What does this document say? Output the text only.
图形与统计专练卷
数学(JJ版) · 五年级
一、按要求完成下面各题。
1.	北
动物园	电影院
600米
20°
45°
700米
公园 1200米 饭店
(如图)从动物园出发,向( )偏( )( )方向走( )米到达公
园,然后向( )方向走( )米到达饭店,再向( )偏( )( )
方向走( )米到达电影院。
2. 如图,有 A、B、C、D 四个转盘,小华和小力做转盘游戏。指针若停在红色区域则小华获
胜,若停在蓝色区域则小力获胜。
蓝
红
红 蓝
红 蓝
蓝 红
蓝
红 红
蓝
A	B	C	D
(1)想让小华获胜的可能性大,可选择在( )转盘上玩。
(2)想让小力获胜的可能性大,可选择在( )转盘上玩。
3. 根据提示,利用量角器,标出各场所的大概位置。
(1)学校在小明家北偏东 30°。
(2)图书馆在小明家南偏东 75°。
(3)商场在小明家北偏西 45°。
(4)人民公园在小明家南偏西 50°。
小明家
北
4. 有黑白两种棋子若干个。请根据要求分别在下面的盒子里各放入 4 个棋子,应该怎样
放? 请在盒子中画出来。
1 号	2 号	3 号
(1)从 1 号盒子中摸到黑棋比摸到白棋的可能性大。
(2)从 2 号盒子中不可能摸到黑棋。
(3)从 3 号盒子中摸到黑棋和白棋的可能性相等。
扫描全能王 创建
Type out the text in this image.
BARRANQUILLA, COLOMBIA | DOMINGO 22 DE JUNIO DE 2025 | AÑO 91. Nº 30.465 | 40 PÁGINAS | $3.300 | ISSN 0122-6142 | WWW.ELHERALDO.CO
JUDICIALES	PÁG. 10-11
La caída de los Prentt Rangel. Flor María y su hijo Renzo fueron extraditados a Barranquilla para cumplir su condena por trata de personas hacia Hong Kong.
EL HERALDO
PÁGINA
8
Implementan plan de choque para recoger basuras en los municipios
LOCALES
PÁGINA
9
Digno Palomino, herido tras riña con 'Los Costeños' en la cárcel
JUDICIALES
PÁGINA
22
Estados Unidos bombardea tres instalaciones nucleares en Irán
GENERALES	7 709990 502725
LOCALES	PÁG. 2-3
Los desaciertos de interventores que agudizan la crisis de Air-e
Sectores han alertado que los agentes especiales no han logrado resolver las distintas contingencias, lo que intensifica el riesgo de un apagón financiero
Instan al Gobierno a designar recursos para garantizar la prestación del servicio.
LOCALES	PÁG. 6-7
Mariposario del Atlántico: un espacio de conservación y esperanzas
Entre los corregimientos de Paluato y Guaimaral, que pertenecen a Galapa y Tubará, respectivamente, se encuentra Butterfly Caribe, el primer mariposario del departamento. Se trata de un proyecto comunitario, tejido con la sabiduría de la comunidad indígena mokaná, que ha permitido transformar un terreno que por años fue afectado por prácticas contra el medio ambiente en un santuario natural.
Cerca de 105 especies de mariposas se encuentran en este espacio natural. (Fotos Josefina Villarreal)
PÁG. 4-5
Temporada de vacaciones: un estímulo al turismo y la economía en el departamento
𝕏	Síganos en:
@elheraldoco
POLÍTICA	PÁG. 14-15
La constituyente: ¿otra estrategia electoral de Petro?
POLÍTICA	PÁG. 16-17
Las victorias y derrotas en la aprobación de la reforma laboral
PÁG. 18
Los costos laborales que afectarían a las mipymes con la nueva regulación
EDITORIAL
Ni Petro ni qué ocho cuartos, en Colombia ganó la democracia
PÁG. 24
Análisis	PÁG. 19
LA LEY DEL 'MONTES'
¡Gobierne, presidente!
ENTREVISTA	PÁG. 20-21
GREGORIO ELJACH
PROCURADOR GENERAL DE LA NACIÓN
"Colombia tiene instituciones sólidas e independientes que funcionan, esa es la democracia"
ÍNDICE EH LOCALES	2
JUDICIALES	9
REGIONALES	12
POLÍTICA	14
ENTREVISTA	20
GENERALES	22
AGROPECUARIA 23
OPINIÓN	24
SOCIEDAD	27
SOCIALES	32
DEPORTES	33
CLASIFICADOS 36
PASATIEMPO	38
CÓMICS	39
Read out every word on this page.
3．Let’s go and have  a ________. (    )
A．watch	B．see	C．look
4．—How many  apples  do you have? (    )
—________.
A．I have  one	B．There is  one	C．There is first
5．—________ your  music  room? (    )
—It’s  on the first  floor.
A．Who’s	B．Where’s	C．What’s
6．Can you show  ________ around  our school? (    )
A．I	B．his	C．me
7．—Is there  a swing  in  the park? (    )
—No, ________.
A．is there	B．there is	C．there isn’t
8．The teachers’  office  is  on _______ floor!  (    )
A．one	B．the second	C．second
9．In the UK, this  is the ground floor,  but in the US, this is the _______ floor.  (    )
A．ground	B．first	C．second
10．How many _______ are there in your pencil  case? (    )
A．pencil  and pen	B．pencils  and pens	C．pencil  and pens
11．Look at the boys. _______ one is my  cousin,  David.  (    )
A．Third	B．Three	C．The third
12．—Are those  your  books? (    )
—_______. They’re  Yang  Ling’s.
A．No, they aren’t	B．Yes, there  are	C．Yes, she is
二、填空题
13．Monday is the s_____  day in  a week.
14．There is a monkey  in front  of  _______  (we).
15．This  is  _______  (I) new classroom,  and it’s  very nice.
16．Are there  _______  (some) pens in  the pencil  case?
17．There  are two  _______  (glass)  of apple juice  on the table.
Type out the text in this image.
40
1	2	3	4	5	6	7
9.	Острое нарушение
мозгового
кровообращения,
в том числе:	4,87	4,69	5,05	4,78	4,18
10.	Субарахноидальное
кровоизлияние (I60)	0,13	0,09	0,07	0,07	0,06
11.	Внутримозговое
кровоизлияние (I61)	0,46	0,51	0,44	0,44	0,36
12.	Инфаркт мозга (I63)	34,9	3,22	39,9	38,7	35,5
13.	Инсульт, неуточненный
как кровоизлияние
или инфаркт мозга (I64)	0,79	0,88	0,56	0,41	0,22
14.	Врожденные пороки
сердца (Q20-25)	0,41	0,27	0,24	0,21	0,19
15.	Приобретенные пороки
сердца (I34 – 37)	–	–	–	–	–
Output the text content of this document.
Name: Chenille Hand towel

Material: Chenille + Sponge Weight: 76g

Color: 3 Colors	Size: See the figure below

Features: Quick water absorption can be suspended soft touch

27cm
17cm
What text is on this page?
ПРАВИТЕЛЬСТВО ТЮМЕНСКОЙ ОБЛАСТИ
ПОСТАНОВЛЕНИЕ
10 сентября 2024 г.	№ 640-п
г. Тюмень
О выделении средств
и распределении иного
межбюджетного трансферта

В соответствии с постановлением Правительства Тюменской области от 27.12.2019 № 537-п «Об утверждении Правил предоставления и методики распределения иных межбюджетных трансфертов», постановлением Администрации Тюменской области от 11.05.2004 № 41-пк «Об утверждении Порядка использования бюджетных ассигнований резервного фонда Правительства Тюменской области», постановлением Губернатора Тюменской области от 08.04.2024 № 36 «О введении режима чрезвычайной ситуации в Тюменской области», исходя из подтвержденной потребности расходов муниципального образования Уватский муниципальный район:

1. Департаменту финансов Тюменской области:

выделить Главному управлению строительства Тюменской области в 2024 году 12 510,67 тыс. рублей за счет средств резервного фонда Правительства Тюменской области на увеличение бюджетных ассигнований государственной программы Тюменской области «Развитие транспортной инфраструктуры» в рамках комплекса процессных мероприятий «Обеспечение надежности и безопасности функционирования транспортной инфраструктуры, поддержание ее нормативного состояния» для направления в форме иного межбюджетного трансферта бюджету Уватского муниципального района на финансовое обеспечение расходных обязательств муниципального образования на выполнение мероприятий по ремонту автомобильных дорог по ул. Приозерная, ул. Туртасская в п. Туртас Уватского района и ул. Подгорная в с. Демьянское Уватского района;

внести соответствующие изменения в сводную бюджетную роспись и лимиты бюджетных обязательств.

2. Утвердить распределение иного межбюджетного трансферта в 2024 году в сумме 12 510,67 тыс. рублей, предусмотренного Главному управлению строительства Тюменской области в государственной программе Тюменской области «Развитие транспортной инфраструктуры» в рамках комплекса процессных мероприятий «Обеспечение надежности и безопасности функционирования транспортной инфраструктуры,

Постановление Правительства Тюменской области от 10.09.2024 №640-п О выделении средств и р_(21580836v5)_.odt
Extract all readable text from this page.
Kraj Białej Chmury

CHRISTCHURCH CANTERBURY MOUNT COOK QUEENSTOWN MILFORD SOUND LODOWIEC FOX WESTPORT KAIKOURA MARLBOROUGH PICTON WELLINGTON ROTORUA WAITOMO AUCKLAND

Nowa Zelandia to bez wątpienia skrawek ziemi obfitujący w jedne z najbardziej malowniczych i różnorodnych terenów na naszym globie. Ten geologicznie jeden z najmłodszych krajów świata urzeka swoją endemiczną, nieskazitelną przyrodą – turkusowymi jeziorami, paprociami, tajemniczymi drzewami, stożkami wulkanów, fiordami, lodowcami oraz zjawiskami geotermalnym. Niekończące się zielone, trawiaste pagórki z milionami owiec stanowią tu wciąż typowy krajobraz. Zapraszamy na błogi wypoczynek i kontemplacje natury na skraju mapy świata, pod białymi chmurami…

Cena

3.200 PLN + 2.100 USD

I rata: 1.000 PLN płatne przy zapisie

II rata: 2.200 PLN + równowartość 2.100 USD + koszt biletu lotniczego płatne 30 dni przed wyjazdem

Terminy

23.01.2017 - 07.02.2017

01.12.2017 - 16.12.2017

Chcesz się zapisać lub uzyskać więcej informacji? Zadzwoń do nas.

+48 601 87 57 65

=======

▶ **Instruction**: Filter for "ассигнований". Return all lines that hold it.

▶ **Exercise answer**:
В соответствии с постановлением Правительства Тюменской области от 27.12.2019 № 537-п «Об утверждении Правил предоставления и методики распределения иных межбюджетных трансфертов», постановлением Администрации Тюменской области от 11.05.2004 № 41-пк «Об утверждении Порядка использования бюджетных ассигнований резервного фонда Правительства Тюменской области», постановлением Губернатора Тюменской области от 08.04.2024 № 36 «О введении режима чрезвычайной ситуации в Тюменской области», исходя из подтвержденной потребности расходов муниципального образования Уватский муниципальный район:
выделить Главному управлению строительства Тюменской области в 2024 году 12 510,67 тыс. рублей за счет средств резервного фонда Правительства Тюменской области на увеличение бюджетных ассигнований государственной программы Тюменской области «Развитие транспортной инфраструктуры» в рамках комплекса процессных мероприятий «Обеспечение надежности и безопасности функционирования транспортной инфраструктуры, поддержание ее нормативного состояния» для направления в форме иного межбюджетного трансферта бюджету Уватского муниципального района на финансовое обеспечение расходных обязательств муниципального образования на выполнение мероприятий по ремонту автомобильных дорог по ул. Приозерная, ул. Туртасская в п. Туртас Уватского района и ул. Подгорная в с. Демьянское Уватского района;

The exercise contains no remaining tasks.